ScienceDaily (Oct. 6, 2011) Researchers with the Virginia Bioinformatics Institute at Virginia Tech have released an upgrade to the institute’s ENteric Immunity SImulator (ENISI) software, which models immune responses to beneficial and harmful bacteria that enter the gastrointestinal tract of mice, pigs, and humans. ENISI allows users to create enteric systems such as the gut-associated mucosal immune system in silico, providing a better glimpse of how the immune system responds to pathogens that invade the bacteria-rich environment of the gut.
ENISI was initially designed by the Center for Modeling Immunity to Enteric Pathogens (MIEP) to model inflammatory bowel disease. The upgrade allows investigators to simulate immune responses in a mouse infected with Helicobacter pylori. The MIEP team plans to expand the software to simulate infection with enteroaggregative Escherichia coli and other enteric pathogens, such as Clostridium difficile and Cryptosporidium parvum. Future upgrades will allow users to run simulations via the ENISI website and eventually be able to visualize in silico cells or lesions forming in real time, rather than only seeing the outcomes of such interactions.
“ENISI is unique because it’s specific to the gut, simulating each individual cell rather than creating broad mathematical models,” said Kate Wendelsdorf, a Ph.D. student in the genetics, bioinformatics, and computational biology program at Virginia Tech. “Thus, it’s more faithful to a living system and allows us to simulate a million individual cells, more than any other simulator. It’s a powerful tool for understanding interactions between gut pathogens and the mucosal immune system.”
Researchers can manipulate cells and immune processes in ENISI to determine if, for example, blocking a specific immune pathway or adding a drug can inhibit pathogen invasion and infection. The computer-generated models can, in turn, help researchers design better experiments to test the simulations in laboratory settings or in live animals. Therefore, it may be possible to test the efficacy of a novel vaccine or immune therapeutic in an ENISI model of disease, confirm the results in an animal model, and then use those results to explore the mechanisms of therapeutic efficacy in additional studies.

::::::::

## ACTIVITY LIST
1. Answer these questions about the ENISI article:
(a) Which institute released the ENISI upgrade?
(b) Which bacterium can the upgrade simulate in an infected mouse?
(c) How many individual cells does Kate Wendelsdorf say ENISI can simulate?
2. Quote the part of the ENISI article that begins with the words containing "Researchers can manipulate" and ends with "in additional studies.".
3. Translate this sentence from the ENISI article into Spanish: "ENISI was initially designed by the Center for Modeling Immunity to Enteric Pathogens (MIEP) to model inflammatory bowel disease."

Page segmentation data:
::::::::

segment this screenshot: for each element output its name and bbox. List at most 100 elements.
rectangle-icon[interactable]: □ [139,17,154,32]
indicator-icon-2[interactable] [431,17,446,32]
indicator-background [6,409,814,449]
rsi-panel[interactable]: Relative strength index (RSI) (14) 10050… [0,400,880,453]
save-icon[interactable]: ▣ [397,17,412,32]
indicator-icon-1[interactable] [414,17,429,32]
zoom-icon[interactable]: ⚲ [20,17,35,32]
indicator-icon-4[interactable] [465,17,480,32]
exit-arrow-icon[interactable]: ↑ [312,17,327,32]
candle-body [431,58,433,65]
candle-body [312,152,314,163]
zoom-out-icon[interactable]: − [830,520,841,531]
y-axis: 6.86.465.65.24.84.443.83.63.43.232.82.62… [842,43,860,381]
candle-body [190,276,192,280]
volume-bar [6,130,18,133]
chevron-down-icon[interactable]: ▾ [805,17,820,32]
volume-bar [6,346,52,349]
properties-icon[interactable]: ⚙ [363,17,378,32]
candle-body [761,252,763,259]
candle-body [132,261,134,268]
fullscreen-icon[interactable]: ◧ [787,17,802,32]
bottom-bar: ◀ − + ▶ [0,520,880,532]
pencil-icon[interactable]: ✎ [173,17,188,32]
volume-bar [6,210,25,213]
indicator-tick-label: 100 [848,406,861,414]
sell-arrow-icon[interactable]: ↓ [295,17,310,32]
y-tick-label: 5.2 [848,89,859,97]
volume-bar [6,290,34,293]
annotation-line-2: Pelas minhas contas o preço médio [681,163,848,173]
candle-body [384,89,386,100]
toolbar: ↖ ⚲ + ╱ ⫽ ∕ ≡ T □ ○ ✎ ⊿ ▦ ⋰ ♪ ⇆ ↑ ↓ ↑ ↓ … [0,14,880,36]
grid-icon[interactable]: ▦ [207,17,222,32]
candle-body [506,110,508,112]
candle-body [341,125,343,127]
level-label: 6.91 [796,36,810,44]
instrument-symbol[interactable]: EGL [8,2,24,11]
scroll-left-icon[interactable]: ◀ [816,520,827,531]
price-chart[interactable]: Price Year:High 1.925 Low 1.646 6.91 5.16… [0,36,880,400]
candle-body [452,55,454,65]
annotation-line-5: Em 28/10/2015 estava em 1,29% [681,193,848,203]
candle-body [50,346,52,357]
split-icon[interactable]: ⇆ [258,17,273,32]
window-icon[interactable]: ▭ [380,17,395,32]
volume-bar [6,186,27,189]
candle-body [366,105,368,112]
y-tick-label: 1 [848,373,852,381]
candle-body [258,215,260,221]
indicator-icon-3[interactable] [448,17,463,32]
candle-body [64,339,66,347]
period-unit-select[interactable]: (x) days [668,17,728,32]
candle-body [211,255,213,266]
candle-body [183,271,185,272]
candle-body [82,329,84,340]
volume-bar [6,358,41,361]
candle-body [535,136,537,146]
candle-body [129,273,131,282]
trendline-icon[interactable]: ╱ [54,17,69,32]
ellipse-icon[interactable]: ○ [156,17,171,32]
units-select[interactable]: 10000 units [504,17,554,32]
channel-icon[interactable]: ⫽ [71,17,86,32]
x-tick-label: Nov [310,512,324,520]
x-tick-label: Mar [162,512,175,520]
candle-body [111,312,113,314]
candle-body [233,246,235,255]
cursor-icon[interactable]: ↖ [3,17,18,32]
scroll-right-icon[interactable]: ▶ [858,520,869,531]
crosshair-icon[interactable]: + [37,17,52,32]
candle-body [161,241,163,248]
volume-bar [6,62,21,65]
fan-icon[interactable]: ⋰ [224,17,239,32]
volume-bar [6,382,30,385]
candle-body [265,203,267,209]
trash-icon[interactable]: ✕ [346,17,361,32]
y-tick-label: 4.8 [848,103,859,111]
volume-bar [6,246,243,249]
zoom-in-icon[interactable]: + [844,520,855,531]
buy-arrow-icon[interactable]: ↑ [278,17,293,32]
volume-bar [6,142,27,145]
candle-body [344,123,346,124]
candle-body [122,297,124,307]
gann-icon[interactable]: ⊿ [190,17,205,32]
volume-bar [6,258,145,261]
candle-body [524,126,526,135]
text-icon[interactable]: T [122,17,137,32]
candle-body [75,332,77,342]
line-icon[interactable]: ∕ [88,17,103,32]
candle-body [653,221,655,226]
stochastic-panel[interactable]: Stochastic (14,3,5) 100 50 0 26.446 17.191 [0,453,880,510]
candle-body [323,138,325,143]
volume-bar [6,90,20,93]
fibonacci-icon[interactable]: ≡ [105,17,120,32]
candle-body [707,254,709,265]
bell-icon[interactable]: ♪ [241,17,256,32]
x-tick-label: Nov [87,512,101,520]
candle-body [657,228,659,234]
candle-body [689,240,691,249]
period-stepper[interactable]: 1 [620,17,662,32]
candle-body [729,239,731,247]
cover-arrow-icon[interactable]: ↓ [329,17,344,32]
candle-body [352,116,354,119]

::::::::

## TASK-BY-TASK SOLUTIONS
1.
(a) The Virginia Bioinformatics Institute at Virginia Tech
(b) Helicobacter pylori
(c) A million

2.
Researchers can manipulate cells and immune processes in ENISI to determine if, for example, blocking a specific immune pathway or adding a drug can inhibit pathogen invasion and infection. The computer-generated models can, in turn, help researchers design better experiments to test the simulations in laboratory settings or in live animals. Therefore, it may be possible to test the efficacy of a novel vaccine or immune therapeutic in an ENISI model of disease, confirm the results in an animal model, and then use those results to explore the mechanisms of therapeutic efficacy in additional studies.

3. ENISI fue diseñado inicialmente por el Centro de Modelado de la Inmunidad a Patógenos Entéricos (MIEP) para modelar la enfermedad inflamatoria intestinal.